### Task material
/---
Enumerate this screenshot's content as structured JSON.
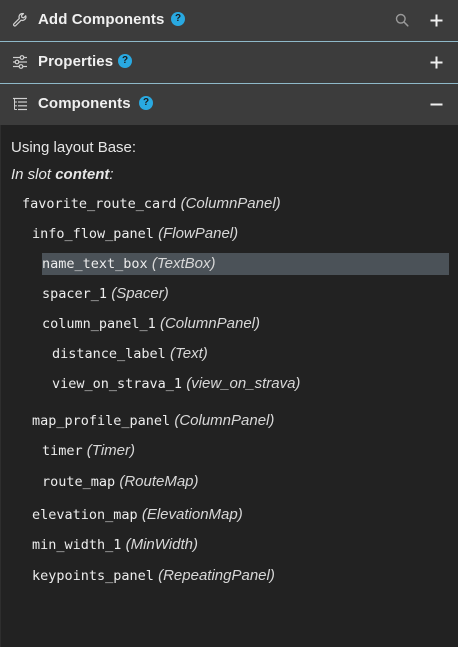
{
  "panels": {
    "add_components": {
      "title": "Add Components",
      "help": "?"
    },
    "properties": {
      "title": "Properties",
      "help": "?"
    },
    "components": {
      "title": "Components",
      "help": "?"
    }
  },
  "layout": {
    "using_layout": "Using layout Base:",
    "in_slot_prefix": "In slot ",
    "slot_name": "content",
    "slot_suffix": ":"
  },
  "tree": [
    {
      "name": "favorite_route_card",
      "type": "(ColumnPanel)",
      "depth": 0,
      "selected": false
    },
    {
      "name": "info_flow_panel",
      "type": "(FlowPanel)",
      "depth": 1,
      "selected": false
    },
    {
      "name": "name_text_box",
      "type": "(TextBox)",
      "depth": 2,
      "selected": true
    },
    {
      "name": "spacer_1",
      "type": "(Spacer)",
      "depth": 2,
      "selected": false
    },
    {
      "name": "column_panel_1",
      "type": "(ColumnPanel)",
      "depth": 2,
      "selected": false
    },
    {
      "name": "distance_label",
      "type": "(Text)",
      "depth": 3,
      "selected": false
    },
    {
      "name": "view_on_strava_1",
      "type": "(view_on_strava)",
      "depth": 3,
      "selected": false
    },
    {
      "name": "map_profile_panel",
      "type": "(ColumnPanel)",
      "depth": 1,
      "selected": false
    },
    {
      "name": "timer",
      "type": "(Timer)",
      "depth": 2,
      "selected": false
    },
    {
      "name": "route_map",
      "type": "(RouteMap)",
      "depth": 2,
      "selected": false
    },
    {
      "name": "elevation_map",
      "type": "(ElevationMap)",
      "depth": 1,
      "selected": false
    },
    {
      "name": "min_width_1",
      "type": "(MinWidth)",
      "depth": 1,
      "selected": false
    },
    {
      "name": "keypoints_panel",
      "type": "(RepeatingPanel)",
      "depth": 1,
      "selected": false
    }
  ],
  "icons": {
    "add_components": "wrench-icon",
    "properties": "sliders-icon",
    "components": "tree-list-icon",
    "search": "search-icon",
    "expand": "plus-icon",
    "collapse": "minus-icon"
  },
  "colors": {
    "header_bg": "#3c3c3c",
    "body_bg": "#222222",
    "help_badge": "#29a9e1",
    "selected_row": "#4b5258",
    "separator": "#8fb9c9"
  }
}
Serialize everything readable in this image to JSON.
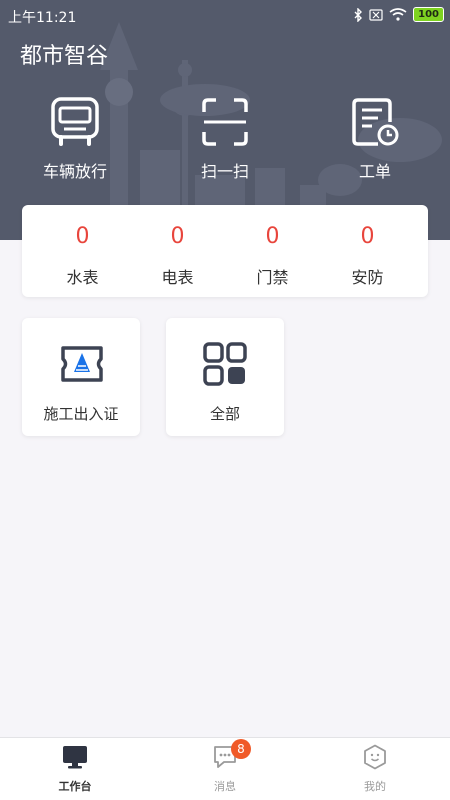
{
  "status_bar": {
    "time": "上午11:21",
    "battery": "100"
  },
  "app": {
    "title": "都市智谷"
  },
  "quick_actions": [
    {
      "label": "车辆放行",
      "icon": "bus-icon"
    },
    {
      "label": "扫一扫",
      "icon": "scan-icon"
    },
    {
      "label": "工单",
      "icon": "work-order-icon"
    }
  ],
  "meters": [
    {
      "count": "0",
      "label": "水表"
    },
    {
      "count": "0",
      "label": "电表"
    },
    {
      "count": "0",
      "label": "门禁"
    },
    {
      "count": "0",
      "label": "安防"
    }
  ],
  "tiles": [
    {
      "label": "施工出入证",
      "icon": "permit-ticket-icon"
    },
    {
      "label": "全部",
      "icon": "all-apps-icon"
    }
  ],
  "tabbar": {
    "items": [
      {
        "label": "工作台",
        "icon": "workbench-icon",
        "active": true
      },
      {
        "label": "消息",
        "icon": "message-icon",
        "badge": "8"
      },
      {
        "label": "我的",
        "icon": "profile-icon"
      }
    ]
  },
  "colors": {
    "header_bg": "#545a6b",
    "accent_red": "#e8453c",
    "badge": "#f05a28",
    "ticket_blue": "#1a73e8"
  }
}
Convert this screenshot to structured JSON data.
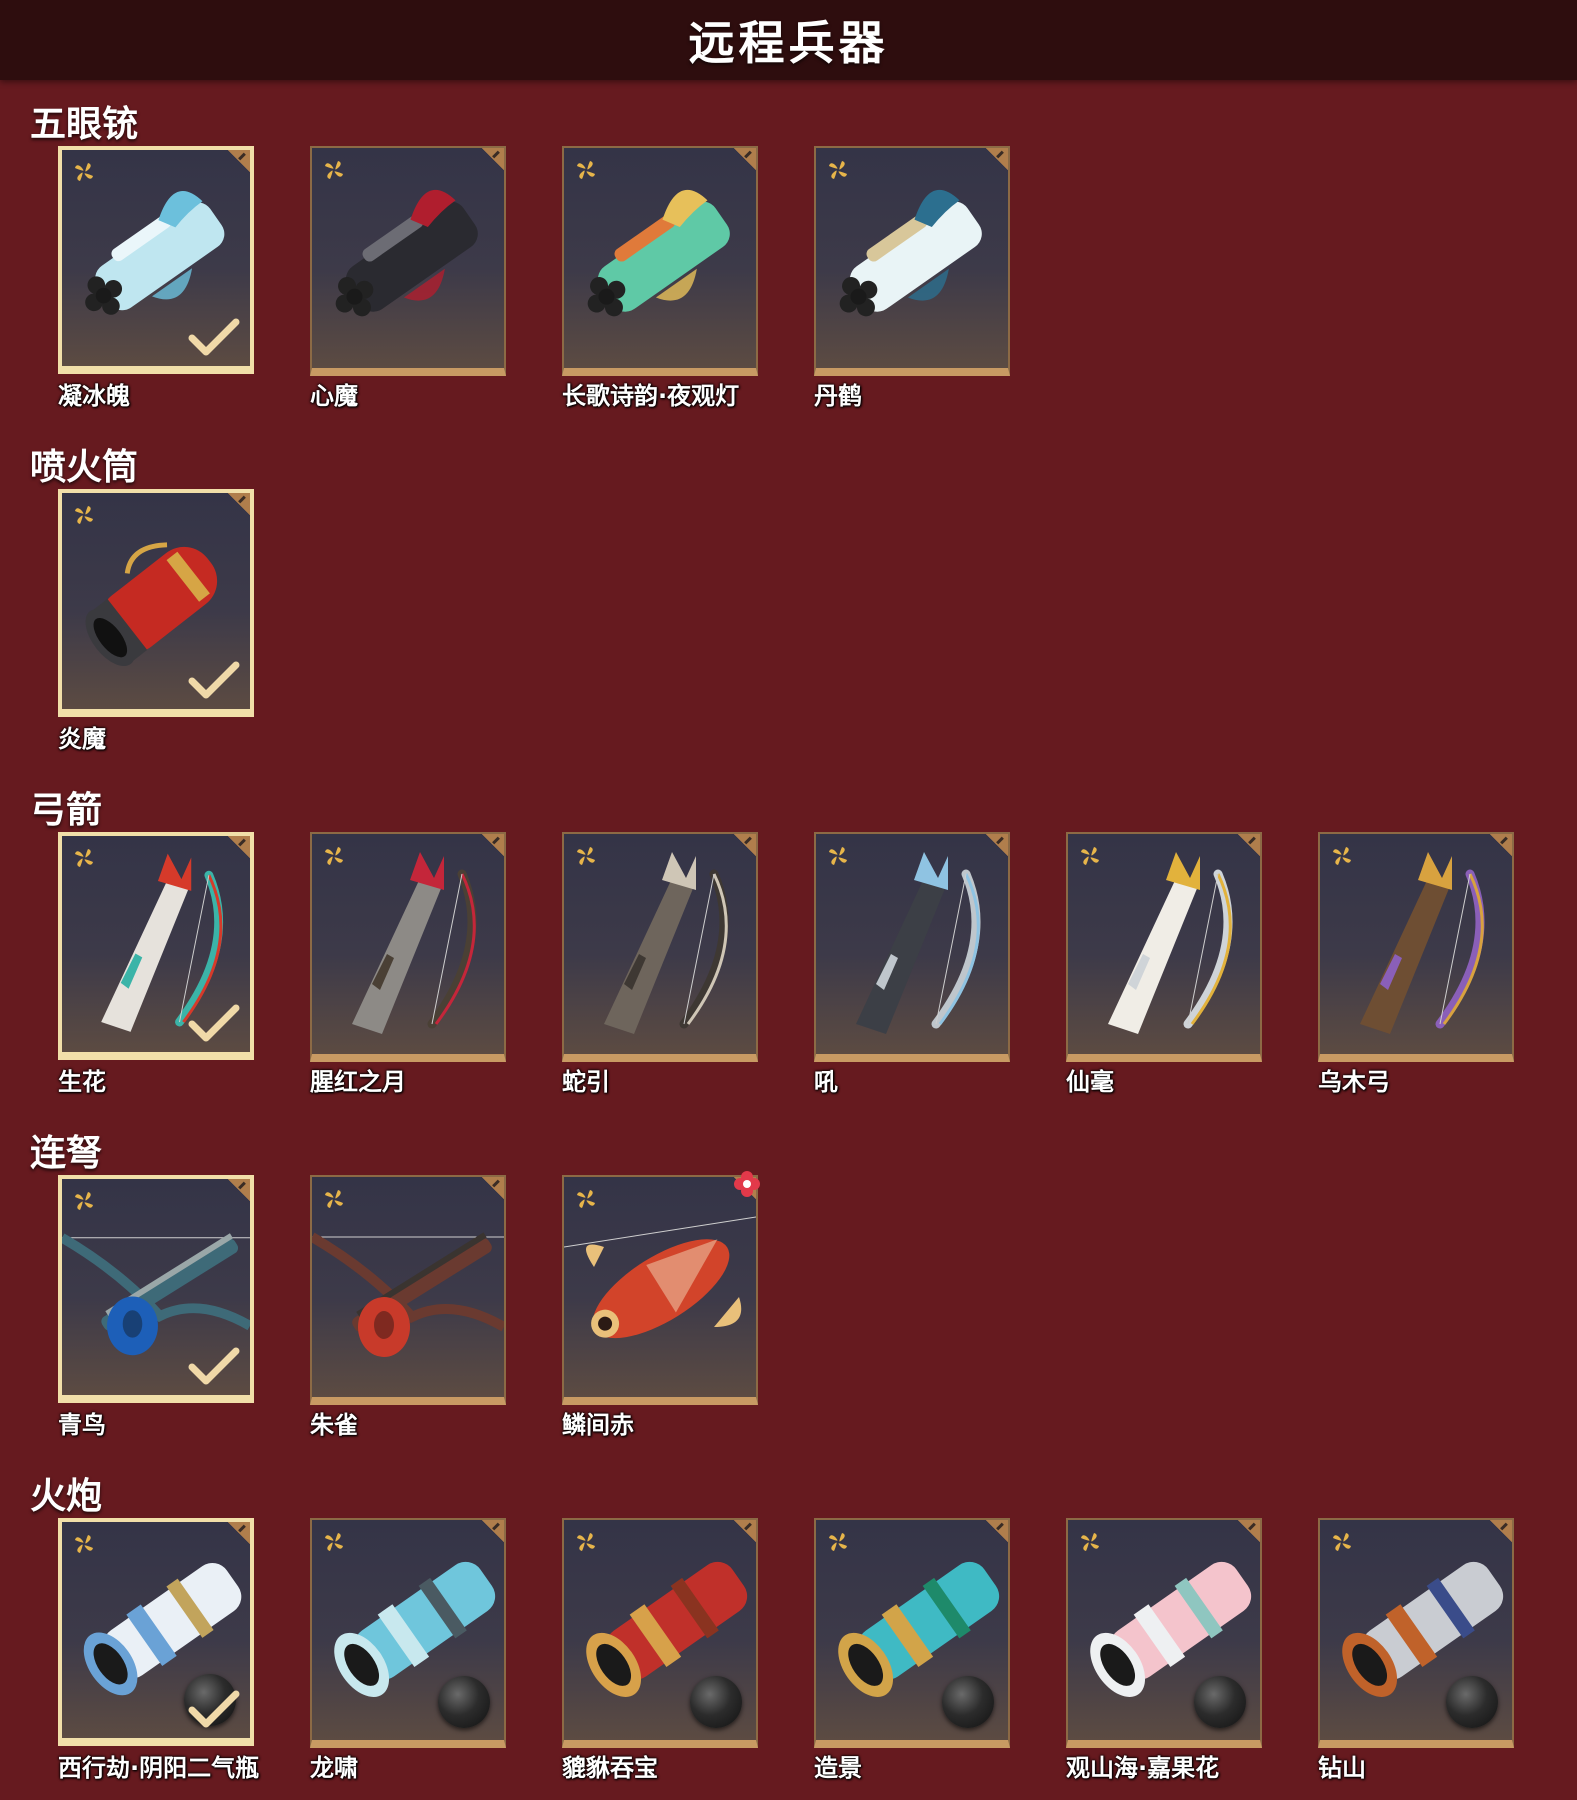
{
  "header": {
    "title": "远程兵器"
  },
  "sections": [
    {
      "title": "五眼铳",
      "items": [
        {
          "name": "凝冰魄",
          "equipped": true,
          "art": "gun",
          "colors": [
            "#bfe6f0",
            "#6cc0dc",
            "#eaf6fa"
          ]
        },
        {
          "name": "心魔",
          "equipped": false,
          "art": "gun",
          "colors": [
            "#2a2a30",
            "#b01e2e",
            "#6c6c74"
          ]
        },
        {
          "name": "长歌诗韵·夜观灯",
          "equipped": false,
          "art": "gun",
          "colors": [
            "#5fc9a6",
            "#e7c05a",
            "#e07a3a"
          ]
        },
        {
          "name": "丹鹤",
          "equipped": false,
          "art": "gun",
          "colors": [
            "#e9f4f6",
            "#2c6f8f",
            "#d8c79a"
          ]
        }
      ]
    },
    {
      "title": "喷火筒",
      "items": [
        {
          "name": "炎魔",
          "equipped": true,
          "art": "tube",
          "colors": [
            "#c52a22",
            "#3a3a3e",
            "#d6a545"
          ]
        }
      ]
    },
    {
      "title": "弓箭",
      "items": [
        {
          "name": "生花",
          "equipped": true,
          "art": "bow",
          "colors": [
            "#e6e2dc",
            "#d63a2a",
            "#3bb4a8"
          ]
        },
        {
          "name": "腥红之月",
          "equipped": false,
          "art": "bow",
          "colors": [
            "#8d8a86",
            "#c4263a",
            "#4a4035"
          ]
        },
        {
          "name": "蛇引",
          "equipped": false,
          "art": "bow",
          "colors": [
            "#6e655c",
            "#cfc6b6",
            "#3e3833"
          ]
        },
        {
          "name": "吼",
          "equipped": false,
          "art": "bow",
          "colors": [
            "#3c3f46",
            "#8fc3e2",
            "#bfc6cc"
          ]
        },
        {
          "name": "仙毫",
          "equipped": false,
          "art": "bow",
          "colors": [
            "#f0ede6",
            "#e2b23c",
            "#cfd4d8"
          ]
        },
        {
          "name": "乌木弓",
          "equipped": false,
          "art": "bow",
          "colors": [
            "#6e4e33",
            "#d8a23f",
            "#8a5fb8"
          ]
        }
      ]
    },
    {
      "title": "连弩",
      "items": [
        {
          "name": "青鸟",
          "equipped": true,
          "art": "crossbow",
          "colors": [
            "#3e6a78",
            "#1d5fb8",
            "#9aa7a8"
          ]
        },
        {
          "name": "朱雀",
          "equipped": false,
          "art": "crossbow",
          "colors": [
            "#6a3a30",
            "#c83a2a",
            "#3a3430"
          ]
        },
        {
          "name": "鳞间赤",
          "equipped": false,
          "art": "fish",
          "colors": [
            "#d2442a",
            "#e9c07a",
            "#f6e6c6"
          ],
          "badge": true
        }
      ]
    },
    {
      "title": "火炮",
      "items": [
        {
          "name": "西行劫·阴阳二气瓶",
          "equipped": true,
          "art": "cannon",
          "colors": [
            "#eaf0f6",
            "#6aa2d6",
            "#c2a45c"
          ]
        },
        {
          "name": "龙啸",
          "equipped": false,
          "art": "cannon",
          "colors": [
            "#6fc6dc",
            "#c8e8ee",
            "#4a5a62"
          ]
        },
        {
          "name": "貔貅吞宝",
          "equipped": false,
          "art": "cannon",
          "colors": [
            "#c0302a",
            "#d7a14a",
            "#8a3320"
          ]
        },
        {
          "name": "造景",
          "equipped": false,
          "art": "cannon",
          "colors": [
            "#3fbac4",
            "#d2a449",
            "#1e8a6a"
          ]
        },
        {
          "name": "观山海·嘉果花",
          "equipped": false,
          "art": "cannon",
          "colors": [
            "#f4c4cc",
            "#eef0f2",
            "#8fc6c0"
          ]
        },
        {
          "name": "钻山",
          "equipped": false,
          "art": "cannon",
          "colors": [
            "#c9ccd2",
            "#c0622a",
            "#3a4c8a"
          ]
        }
      ]
    }
  ]
}
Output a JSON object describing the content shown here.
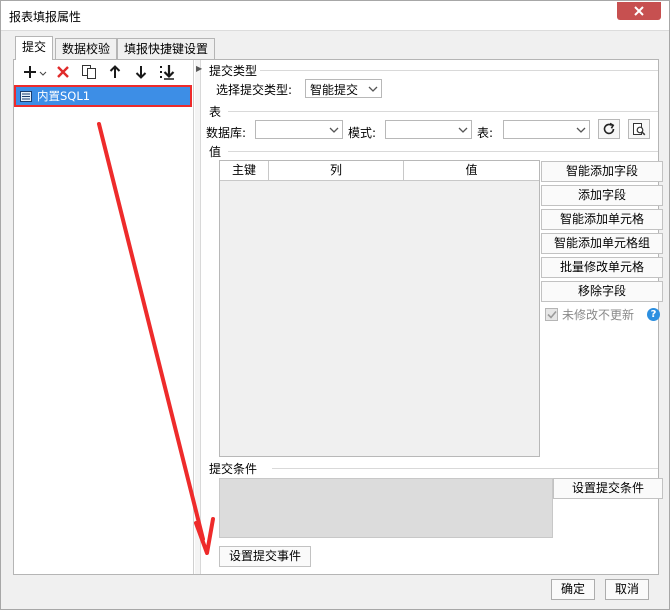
\---
### What to work on
Write out the material above again, word for word, minus its pictures.

### Complete answer
Enumerate this screenshot's content as structured JSON.
{
  "panels": {
    "add_components": {
      "title": "Add Components",
      "help": "?"
    },
    "properties": {
      "title": "Properties",
      "help": "?"
    },
    "components": {
      "title": "Components",
      "help": "?"
    }
  },
  "layout": {
    "using_layout": "Using layout Base:",
    "in_slot_prefix": "In slot ",
    "slot_name": "content",
    "slot_suffix": ":"
  },
  "tree": [
    {
      "name": "favorite_route_card",
      "type": "(ColumnPanel)",
      "depth": 0,
      "selected": false
    },
    {
      "name": "info_flow_panel",
      "type": "(FlowPanel)",
      "depth": 1,
      "selected": false
    },
    {
      "name": "name_text_box",
      "type": "(TextBox)",
      "depth": 2,
      "selected": true
    },
    {
      "name": "spacer_1",
      "type": "(Spacer)",
      "depth": 2,
      "selected": false
    },
    {
      "name": "column_panel_1",
      "type": "(ColumnPanel)",
      "depth": 2,
      "selected": false
    },
    {
      "name": "distance_label",
      "type": "(Text)",
      "depth": 3,
      "selected": false
    },
    {
      "name": "view_on_strava_1",
      "type": "(view_on_strava)",
      "depth": 3,
      "selected": false
    },
    {
      "name": "map_profile_panel",
      "type": "(ColumnPanel)",
      "depth": 1,
      "selected": false
    },
    {
      "name": "timer",
      "type": "(Timer)",
      "depth": 2,
      "selected": false
    },
    {
      "name": "route_map",
      "type": "(RouteMap)",
      "depth": 2,
      "selected": false
    },
    {
      "name": "elevation_map",
      "type": "(ElevationMap)",
      "depth": 1,
      "selected": false
    },
    {
      "name": "min_width_1",
      "type": "(MinWidth)",
      "depth": 1,
      "selected": false
    },
    {
      "name": "keypoints_panel",
      "type": "(RepeatingPanel)",
      "depth": 1,
      "selected": false
    }
  ],
  "icons": {
    "add_components": "wrench-icon",
    "properties": "sliders-icon",
    "components": "tree-list-icon",
    "search": "search-icon",
    "expand": "plus-icon",
    "collapse": "minus-icon"
  },
  "colors": {
    "header_bg": "#3c3c3c",
    "body_bg": "#222222",
    "help_badge": "#29a9e1",
    "selected_row": "#4b5258",
    "separator": "#8fb9c9"
  }
}
Serialize everything readable in this image to JSON.
{
  "status_bar": {
    "time": "上午11:21",
    "battery": "100"
  },
  "app": {
    "title": "都市智谷"
  },
  "quick_actions": [
    {
      "label": "车辆放行",
      "icon": "bus-icon"
    },
    {
      "label": "扫一扫",
      "icon": "scan-icon"
    },
    {
      "label": "工单",
      "icon": "work-order-icon"
    }
  ],
  "meters": [
    {
      "count": "0",
      "label": "水表"
    },
    {
      "count": "0",
      "label": "电表"
    },
    {
      "count": "0",
      "label": "门禁"
    },
    {
      "count": "0",
      "label": "安防"
    }
  ],
  "tiles": [
    {
      "label": "施工出入证",
      "icon": "permit-ticket-icon"
    },
    {
      "label": "全部",
      "icon": "all-apps-icon"
    }
  ],
  "tabbar": {
    "items": [
      {
        "label": "工作台",
        "icon": "workbench-icon",
        "active": true
      },
      {
        "label": "消息",
        "icon": "message-icon",
        "badge": "8"
      },
      {
        "label": "我的",
        "icon": "profile-icon"
      }
    ]
  },
  "colors": {
    "header_bg": "#545a6b",
    "accent_red": "#e8453c",
    "badge": "#f05a28",
    "ticket_blue": "#1a73e8"
  }
}
Convert this screenshot to structured JSON data.
{
  "header": {
    "title": "远程兵器"
  },
  "sections": [
    {
      "title": "五眼铳",
      "items": [
        {
          "name": "凝冰魄",
          "equipped": true,
          "art": "gun",
          "colors": [
            "#bfe6f0",
            "#6cc0dc",
            "#eaf6fa"
          ]
        },
        {
          "name": "心魔",
          "equipped": false,
          "art": "gun",
          "colors": [
            "#2a2a30",
            "#b01e2e",
            "#6c6c74"
          ]
        },
        {
          "name": "长歌诗韵·夜观灯",
          "equipped": false,
          "art": "gun",
          "colors": [
            "#5fc9a6",
            "#e7c05a",
            "#e07a3a"
          ]
        },
        {
          "name": "丹鹤",
          "equipped": false,
          "art": "gun",
          "colors": [
            "#e9f4f6",
            "#2c6f8f",
            "#d8c79a"
          ]
        }
      ]
    },
    {
      "title": "喷火筒",
      "items": [
        {
          "name": "炎魔",
          "equipped": true,
          "art": "tube",
          "colors": [
            "#c52a22",
            "#3a3a3e",
            "#d6a545"
          ]
        }
      ]
    },
    {
      "title": "弓箭",
      "items": [
        {
          "name": "生花",
          "equipped": true,
          "art": "bow",
          "colors": [
            "#e6e2dc",
            "#d63a2a",
            "#3bb4a8"
          ]
        },
        {
          "name": "腥红之月",
          "equipped": false,
          "art": "bow",
          "colors": [
            "#8d8a86",
            "#c4263a",
            "#4a4035"
          ]
        },
        {
          "name": "蛇引",
          "equipped": false,
          "art": "bow",
          "colors": [
            "#6e655c",
            "#cfc6b6",
            "#3e3833"
          ]
        },
        {
          "name": "吼",
          "equipped": false,
          "art": "bow",
          "colors": [
            "#3c3f46",
            "#8fc3e2",
            "#bfc6cc"
          ]
        },
        {
          "name": "仙毫",
          "equipped": false,
          "art": "bow",
          "colors": [
            "#f0ede6",
            "#e2b23c",
            "#cfd4d8"
          ]
        },
        {
          "name": "乌木弓",
          "equipped": false,
          "art": "bow",
          "colors": [
            "#6e4e33",
            "#d8a23f",
            "#8a5fb8"
          ]
        }
      ]
    },
    {
      "title": "连弩",
      "items": [
        {
          "name": "青鸟",
          "equipped": true,
          "art": "crossbow",
          "colors": [
            "#3e6a78",
            "#1d5fb8",
            "#9aa7a8"
          ]
        },
        {
          "name": "朱雀",
          "equipped": false,
          "art": "crossbow",
          "colors": [
            "#6a3a30",
            "#c83a2a",
            "#3a3430"
          ]
        },
        {
          "name": "鳞间赤",
          "equipped": false,
          "art": "fish",
          "colors": [
            "#d2442a",
            "#e9c07a",
            "#f6e6c6"
          ],
          "badge": true
        }
      ]
    },
    {
      "title": "火炮",
      "items": [
        {
          "name": "西行劫·阴阳二气瓶",
          "equipped": true,
          "art": "cannon",
          "colors": [
            "#eaf0f6",
            "#6aa2d6",
            "#c2a45c"
          ]
        },
        {
          "name": "龙啸",
          "equipped": false,
          "art": "cannon",
          "colors": [
            "#6fc6dc",
            "#c8e8ee",
            "#4a5a62"
          ]
        },
        {
          "name": "貔貅吞宝",
          "equipped": false,
          "art": "cannon",
          "colors": [
            "#c0302a",
            "#d7a14a",
            "#8a3320"
          ]
        },
        {
          "name": "造景",
          "equipped": false,
          "art": "cannon",
          "colors": [
            "#3fbac4",
            "#d2a449",
            "#1e8a6a"
          ]
        },
        {
          "name": "观山海·嘉果花",
          "equipped": false,
          "art": "cannon",
          "colors": [
            "#f4c4cc",
            "#eef0f2",
            "#8fc6c0"
          ]
        },
        {
          "name": "钻山",
          "equipped": false,
          "art": "cannon",
          "colors": [
            "#c9ccd2",
            "#c0622a",
            "#3a4c8a"
          ]
        }
      ]
    }
  ]
}
Output a JSON object describing the content shown here.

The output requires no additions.